In the data below, find each line containing the string "bottom" and return it.

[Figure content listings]
==============================
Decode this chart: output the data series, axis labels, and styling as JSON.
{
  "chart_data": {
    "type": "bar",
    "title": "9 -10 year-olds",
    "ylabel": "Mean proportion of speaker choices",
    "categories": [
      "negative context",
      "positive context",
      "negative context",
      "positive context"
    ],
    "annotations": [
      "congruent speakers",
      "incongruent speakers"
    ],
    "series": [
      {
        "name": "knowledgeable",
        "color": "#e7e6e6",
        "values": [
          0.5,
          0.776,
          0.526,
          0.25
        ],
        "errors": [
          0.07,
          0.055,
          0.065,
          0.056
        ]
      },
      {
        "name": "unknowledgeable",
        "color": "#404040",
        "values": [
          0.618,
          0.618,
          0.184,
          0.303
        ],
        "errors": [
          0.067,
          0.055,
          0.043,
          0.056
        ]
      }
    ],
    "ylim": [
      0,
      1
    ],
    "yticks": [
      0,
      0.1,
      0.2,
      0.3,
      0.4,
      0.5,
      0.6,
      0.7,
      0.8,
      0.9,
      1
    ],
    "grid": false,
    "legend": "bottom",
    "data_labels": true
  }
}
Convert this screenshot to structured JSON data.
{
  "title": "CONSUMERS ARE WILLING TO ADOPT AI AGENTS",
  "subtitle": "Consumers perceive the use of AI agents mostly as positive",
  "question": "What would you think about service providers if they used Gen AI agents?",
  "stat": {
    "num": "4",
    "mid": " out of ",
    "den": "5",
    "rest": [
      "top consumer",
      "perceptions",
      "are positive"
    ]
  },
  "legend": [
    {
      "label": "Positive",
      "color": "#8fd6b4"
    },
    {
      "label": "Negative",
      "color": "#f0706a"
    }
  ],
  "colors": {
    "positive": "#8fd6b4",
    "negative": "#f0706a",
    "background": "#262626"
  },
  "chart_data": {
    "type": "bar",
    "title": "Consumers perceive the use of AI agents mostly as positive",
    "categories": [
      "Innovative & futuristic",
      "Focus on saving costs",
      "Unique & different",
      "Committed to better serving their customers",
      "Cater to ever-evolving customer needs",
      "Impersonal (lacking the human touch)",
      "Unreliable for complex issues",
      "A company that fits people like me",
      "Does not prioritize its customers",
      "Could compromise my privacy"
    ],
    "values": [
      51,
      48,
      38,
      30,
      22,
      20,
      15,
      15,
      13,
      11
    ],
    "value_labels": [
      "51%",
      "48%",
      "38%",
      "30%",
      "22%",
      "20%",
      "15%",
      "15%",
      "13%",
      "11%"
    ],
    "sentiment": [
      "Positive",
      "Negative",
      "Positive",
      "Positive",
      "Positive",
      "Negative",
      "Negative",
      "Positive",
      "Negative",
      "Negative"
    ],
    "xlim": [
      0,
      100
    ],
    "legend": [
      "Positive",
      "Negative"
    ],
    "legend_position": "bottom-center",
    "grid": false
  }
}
==============================
**Answer:**
    "legend": "bottom",
    "legend_position": "bottom-center",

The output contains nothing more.